INSTRUCTIONS TO FOLLOW — Extract all lines in the data that contain the word "screenshot".
====================
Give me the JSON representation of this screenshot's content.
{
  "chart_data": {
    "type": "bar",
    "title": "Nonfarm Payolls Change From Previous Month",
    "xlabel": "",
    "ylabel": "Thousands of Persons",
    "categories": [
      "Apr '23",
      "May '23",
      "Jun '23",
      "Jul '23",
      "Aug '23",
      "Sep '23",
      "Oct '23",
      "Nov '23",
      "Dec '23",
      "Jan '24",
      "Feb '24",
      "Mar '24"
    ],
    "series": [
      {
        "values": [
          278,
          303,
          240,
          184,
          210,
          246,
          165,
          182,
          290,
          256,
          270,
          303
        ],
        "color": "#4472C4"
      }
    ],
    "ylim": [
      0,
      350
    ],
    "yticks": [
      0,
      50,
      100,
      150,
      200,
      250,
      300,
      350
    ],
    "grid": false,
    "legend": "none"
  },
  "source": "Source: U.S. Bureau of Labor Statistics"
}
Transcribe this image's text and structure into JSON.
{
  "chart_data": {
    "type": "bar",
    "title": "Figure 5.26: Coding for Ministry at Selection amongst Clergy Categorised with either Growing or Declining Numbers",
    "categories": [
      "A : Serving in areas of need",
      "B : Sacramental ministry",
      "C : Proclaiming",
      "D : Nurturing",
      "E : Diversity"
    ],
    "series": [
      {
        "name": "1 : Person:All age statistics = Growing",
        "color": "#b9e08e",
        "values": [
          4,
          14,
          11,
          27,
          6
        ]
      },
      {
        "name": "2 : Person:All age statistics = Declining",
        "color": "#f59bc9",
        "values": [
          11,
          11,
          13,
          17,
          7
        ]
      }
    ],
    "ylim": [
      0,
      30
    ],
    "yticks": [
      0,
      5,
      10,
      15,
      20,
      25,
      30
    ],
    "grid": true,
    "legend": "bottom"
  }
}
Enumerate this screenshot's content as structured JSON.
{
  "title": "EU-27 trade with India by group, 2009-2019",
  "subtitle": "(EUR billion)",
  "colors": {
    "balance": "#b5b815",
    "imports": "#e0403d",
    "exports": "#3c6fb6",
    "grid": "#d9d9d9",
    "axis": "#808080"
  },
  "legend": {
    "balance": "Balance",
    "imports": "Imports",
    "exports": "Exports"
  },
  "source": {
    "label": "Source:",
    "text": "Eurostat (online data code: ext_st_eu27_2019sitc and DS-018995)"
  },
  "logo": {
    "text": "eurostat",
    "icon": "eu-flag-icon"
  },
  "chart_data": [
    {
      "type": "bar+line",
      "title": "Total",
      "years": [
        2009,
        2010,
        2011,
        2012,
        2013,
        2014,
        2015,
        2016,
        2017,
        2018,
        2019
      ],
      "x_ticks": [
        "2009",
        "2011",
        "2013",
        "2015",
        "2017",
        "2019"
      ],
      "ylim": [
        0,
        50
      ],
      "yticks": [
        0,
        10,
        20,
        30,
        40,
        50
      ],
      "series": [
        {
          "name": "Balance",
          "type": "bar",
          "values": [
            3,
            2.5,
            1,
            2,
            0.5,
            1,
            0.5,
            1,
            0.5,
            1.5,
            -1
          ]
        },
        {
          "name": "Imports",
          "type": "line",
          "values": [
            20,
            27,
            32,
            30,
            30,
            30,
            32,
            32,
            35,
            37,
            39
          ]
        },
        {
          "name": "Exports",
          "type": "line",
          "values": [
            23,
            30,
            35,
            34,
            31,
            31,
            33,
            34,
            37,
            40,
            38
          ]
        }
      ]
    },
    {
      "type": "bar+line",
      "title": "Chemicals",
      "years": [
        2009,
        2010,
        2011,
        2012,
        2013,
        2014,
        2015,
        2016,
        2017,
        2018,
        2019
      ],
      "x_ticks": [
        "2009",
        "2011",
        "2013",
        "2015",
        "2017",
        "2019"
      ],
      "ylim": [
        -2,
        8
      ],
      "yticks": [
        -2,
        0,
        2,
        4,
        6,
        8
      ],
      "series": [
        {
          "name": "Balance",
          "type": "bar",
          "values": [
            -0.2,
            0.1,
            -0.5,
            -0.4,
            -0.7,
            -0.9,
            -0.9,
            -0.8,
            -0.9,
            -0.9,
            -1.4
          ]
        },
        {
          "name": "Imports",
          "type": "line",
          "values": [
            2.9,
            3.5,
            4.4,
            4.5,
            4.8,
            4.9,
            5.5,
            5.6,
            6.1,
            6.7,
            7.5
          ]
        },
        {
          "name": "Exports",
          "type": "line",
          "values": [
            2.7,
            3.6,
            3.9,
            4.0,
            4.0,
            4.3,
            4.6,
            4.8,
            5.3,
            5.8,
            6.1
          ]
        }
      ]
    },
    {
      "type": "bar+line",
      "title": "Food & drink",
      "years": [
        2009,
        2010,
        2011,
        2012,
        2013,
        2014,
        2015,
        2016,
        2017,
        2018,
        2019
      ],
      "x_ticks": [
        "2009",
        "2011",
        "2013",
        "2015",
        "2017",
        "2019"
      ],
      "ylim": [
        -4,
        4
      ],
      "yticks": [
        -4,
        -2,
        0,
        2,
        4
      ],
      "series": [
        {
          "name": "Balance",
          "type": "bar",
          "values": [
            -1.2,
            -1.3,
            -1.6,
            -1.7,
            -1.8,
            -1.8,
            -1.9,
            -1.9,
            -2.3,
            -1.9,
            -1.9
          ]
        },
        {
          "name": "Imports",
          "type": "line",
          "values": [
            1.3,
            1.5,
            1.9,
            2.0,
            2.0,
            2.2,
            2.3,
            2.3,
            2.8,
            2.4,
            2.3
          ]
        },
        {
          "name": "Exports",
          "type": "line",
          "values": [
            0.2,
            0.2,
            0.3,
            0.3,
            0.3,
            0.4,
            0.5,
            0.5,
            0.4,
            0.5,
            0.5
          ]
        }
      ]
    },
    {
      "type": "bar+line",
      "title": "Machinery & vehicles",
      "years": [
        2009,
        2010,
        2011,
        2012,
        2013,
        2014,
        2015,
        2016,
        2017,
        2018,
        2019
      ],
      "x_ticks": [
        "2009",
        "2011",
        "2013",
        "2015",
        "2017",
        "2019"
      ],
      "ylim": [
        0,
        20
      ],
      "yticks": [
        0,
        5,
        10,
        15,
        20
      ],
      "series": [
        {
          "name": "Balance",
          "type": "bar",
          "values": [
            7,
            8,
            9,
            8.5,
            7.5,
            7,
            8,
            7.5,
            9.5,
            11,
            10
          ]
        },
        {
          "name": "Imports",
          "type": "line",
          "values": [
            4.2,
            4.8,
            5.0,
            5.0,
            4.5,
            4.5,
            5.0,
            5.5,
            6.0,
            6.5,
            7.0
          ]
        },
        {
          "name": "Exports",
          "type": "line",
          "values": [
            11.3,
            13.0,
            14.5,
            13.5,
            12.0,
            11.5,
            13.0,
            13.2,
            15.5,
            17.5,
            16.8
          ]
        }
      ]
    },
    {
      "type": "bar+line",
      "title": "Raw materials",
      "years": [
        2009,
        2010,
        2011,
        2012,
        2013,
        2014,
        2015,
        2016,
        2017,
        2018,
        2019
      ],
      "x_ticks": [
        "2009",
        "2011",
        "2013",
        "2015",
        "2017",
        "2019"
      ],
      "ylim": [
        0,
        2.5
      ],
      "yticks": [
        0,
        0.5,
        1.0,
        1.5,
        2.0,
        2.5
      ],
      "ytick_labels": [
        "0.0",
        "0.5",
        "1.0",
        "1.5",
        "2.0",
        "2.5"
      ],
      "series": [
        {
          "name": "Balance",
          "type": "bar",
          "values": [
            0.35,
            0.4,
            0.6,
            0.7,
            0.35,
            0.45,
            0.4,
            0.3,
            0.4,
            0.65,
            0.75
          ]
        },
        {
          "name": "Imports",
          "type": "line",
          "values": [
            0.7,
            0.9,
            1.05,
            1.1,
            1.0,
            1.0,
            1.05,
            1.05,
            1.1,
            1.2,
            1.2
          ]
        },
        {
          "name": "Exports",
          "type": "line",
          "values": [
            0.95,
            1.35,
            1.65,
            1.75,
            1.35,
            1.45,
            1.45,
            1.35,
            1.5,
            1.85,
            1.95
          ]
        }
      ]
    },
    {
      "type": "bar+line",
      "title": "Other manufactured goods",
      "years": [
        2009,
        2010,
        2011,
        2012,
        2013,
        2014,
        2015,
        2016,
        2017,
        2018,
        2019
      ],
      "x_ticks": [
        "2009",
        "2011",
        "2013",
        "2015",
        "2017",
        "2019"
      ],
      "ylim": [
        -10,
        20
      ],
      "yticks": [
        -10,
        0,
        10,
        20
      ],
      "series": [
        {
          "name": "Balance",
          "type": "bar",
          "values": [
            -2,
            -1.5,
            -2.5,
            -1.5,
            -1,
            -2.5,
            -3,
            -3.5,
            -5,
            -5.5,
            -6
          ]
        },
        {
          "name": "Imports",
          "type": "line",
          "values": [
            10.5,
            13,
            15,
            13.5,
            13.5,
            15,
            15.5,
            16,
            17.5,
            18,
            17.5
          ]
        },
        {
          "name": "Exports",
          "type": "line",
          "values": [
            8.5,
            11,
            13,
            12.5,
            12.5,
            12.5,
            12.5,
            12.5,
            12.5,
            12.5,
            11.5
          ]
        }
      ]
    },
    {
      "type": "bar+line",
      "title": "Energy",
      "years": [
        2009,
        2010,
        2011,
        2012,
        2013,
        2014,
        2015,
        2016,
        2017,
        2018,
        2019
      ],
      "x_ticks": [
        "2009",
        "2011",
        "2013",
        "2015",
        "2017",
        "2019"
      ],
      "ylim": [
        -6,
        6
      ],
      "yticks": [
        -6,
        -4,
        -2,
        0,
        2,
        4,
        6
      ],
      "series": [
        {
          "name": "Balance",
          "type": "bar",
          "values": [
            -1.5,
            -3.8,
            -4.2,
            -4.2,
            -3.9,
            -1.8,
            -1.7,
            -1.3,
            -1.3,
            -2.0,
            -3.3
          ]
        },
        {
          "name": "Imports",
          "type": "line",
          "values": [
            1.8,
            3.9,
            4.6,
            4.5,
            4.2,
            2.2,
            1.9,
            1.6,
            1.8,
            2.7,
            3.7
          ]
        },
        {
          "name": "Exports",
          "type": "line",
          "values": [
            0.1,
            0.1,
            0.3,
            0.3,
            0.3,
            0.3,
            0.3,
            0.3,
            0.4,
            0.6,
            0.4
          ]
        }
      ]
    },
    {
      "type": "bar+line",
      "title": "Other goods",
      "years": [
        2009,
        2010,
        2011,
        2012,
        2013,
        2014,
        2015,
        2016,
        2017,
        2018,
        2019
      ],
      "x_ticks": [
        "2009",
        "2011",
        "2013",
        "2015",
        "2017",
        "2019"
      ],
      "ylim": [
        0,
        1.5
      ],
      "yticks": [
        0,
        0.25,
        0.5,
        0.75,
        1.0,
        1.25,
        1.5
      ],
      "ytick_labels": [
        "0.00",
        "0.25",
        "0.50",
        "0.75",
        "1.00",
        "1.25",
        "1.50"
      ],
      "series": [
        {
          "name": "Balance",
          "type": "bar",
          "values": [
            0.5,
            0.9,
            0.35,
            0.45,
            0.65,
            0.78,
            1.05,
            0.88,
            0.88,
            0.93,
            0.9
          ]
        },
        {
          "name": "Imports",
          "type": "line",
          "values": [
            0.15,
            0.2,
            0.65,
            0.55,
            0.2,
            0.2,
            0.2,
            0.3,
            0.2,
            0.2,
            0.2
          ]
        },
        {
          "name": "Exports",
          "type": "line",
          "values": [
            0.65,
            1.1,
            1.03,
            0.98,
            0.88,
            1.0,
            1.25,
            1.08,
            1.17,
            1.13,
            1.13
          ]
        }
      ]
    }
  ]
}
====================
TASK ANSWER —
Give me the JSON representation of this screenshot's content.
Enumerate this screenshot's content as structured JSON.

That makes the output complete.